/---
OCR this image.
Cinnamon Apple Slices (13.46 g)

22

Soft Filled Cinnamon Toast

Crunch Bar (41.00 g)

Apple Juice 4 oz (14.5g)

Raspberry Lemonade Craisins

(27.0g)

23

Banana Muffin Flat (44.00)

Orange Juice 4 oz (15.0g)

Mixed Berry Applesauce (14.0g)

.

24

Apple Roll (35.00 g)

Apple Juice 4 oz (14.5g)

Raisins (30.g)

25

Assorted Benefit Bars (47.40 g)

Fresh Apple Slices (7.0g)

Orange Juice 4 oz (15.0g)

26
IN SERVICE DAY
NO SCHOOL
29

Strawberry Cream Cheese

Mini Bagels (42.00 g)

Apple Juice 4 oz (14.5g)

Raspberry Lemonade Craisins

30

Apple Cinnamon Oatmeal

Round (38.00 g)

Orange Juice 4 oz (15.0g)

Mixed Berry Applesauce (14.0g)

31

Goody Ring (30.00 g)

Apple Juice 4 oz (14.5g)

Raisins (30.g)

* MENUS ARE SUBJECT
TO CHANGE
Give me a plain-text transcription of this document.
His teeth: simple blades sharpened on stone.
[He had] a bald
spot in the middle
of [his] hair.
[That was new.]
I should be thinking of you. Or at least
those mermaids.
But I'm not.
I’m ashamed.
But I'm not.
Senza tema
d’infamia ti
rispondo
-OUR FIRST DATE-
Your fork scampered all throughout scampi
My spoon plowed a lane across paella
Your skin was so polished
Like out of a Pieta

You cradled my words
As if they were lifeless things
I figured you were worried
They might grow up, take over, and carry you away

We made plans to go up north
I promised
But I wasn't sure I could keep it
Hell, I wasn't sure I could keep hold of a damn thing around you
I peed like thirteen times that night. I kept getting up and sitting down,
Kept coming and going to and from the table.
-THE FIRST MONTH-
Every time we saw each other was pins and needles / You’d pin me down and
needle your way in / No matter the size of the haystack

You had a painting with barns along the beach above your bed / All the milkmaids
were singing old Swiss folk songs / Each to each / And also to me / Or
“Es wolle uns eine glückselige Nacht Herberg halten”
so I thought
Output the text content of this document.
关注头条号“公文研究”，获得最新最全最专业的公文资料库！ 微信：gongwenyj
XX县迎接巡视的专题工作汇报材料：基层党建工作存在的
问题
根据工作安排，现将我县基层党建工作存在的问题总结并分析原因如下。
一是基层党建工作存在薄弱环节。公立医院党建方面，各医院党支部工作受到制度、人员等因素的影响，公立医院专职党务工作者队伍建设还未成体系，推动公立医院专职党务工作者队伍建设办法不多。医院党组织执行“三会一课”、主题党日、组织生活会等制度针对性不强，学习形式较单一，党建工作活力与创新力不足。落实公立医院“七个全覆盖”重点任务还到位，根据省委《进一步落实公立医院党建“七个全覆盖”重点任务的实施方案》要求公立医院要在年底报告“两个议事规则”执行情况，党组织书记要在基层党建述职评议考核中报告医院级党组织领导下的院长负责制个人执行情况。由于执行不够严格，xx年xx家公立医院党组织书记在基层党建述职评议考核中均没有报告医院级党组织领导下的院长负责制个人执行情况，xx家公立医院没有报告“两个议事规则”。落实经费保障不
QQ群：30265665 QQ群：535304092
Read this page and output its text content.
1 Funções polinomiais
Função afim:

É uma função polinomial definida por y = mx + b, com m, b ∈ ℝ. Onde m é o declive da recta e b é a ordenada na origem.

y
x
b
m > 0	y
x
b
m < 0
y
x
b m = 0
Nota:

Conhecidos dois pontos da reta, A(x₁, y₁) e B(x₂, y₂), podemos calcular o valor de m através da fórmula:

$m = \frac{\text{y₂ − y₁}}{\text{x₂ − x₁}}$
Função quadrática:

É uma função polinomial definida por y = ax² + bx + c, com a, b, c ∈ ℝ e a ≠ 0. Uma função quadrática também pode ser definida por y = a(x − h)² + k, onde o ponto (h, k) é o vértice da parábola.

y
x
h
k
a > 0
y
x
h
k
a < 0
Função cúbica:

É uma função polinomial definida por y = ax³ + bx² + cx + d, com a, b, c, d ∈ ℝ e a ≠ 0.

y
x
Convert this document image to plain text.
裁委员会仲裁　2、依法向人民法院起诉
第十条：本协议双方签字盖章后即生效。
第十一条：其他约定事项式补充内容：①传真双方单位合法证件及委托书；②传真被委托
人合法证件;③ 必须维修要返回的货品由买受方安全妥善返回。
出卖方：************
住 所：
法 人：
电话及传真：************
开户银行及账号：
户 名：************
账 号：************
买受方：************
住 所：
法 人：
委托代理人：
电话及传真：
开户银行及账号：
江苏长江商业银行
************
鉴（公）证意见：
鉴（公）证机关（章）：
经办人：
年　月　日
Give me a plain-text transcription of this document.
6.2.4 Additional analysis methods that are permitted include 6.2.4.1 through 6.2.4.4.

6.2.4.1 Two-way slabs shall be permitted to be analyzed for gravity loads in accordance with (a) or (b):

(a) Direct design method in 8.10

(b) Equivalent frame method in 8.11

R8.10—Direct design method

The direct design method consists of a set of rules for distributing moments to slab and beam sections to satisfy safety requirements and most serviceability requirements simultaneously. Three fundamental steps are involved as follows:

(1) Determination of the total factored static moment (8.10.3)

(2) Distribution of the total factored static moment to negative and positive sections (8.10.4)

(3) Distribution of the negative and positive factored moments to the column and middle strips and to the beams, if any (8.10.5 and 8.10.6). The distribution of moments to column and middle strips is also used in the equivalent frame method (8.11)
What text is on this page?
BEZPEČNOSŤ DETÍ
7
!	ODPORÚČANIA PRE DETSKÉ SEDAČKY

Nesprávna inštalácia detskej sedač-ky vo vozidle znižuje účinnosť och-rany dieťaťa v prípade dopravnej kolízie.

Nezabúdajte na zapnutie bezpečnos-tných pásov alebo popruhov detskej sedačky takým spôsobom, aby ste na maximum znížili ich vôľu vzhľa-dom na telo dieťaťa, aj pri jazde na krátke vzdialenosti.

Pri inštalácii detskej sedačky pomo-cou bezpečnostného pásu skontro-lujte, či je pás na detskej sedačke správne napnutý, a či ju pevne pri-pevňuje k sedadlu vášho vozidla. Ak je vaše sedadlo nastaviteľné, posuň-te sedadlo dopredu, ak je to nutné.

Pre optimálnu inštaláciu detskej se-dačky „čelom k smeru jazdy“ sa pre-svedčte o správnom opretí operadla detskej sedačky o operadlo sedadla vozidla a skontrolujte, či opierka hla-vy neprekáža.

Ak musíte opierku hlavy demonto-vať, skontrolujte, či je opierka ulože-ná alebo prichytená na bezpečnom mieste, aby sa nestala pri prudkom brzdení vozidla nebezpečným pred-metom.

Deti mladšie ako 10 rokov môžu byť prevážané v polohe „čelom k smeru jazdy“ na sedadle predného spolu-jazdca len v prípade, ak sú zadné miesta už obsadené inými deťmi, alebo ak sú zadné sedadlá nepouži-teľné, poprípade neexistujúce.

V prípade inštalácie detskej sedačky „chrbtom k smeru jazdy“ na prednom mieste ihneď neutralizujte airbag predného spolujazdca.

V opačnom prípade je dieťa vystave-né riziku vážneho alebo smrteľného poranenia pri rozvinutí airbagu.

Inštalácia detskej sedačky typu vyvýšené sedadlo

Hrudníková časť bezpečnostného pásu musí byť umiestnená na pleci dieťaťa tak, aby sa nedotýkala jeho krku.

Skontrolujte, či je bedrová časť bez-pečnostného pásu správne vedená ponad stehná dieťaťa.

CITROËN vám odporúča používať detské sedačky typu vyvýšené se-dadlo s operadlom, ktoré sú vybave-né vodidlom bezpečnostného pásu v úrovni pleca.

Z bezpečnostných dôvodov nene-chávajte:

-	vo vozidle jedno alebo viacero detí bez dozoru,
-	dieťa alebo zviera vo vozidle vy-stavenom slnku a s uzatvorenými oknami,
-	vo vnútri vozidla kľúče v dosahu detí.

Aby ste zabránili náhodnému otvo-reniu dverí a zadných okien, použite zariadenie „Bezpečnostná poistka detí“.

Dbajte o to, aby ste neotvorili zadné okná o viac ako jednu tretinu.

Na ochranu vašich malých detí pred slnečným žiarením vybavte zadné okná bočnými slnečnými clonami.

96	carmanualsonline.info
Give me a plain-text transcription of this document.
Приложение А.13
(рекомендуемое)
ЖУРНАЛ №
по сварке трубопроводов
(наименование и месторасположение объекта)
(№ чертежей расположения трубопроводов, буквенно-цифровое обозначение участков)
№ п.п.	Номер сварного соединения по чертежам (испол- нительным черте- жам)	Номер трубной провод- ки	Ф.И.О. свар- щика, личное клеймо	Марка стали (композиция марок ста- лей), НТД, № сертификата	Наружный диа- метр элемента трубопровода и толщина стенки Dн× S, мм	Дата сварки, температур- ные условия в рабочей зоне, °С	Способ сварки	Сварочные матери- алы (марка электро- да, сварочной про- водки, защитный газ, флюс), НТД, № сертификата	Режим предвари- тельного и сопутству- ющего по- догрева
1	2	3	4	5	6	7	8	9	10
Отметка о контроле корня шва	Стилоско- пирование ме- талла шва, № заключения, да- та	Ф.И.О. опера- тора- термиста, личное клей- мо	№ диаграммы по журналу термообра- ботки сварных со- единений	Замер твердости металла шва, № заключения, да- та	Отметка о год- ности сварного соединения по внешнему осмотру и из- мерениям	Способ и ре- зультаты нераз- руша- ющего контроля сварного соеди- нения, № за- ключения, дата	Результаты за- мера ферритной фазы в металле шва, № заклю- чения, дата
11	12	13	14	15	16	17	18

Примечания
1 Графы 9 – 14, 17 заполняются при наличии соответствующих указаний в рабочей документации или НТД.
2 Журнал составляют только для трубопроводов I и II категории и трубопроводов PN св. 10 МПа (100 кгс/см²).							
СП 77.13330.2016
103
\---
> INSTRUCTION
Gather each line of the listing that holds the string "wasn".

> FINAL ANSWER
But I wasn't sure I could keep it
Hell, I wasn't sure I could keep hold of a damn thing around you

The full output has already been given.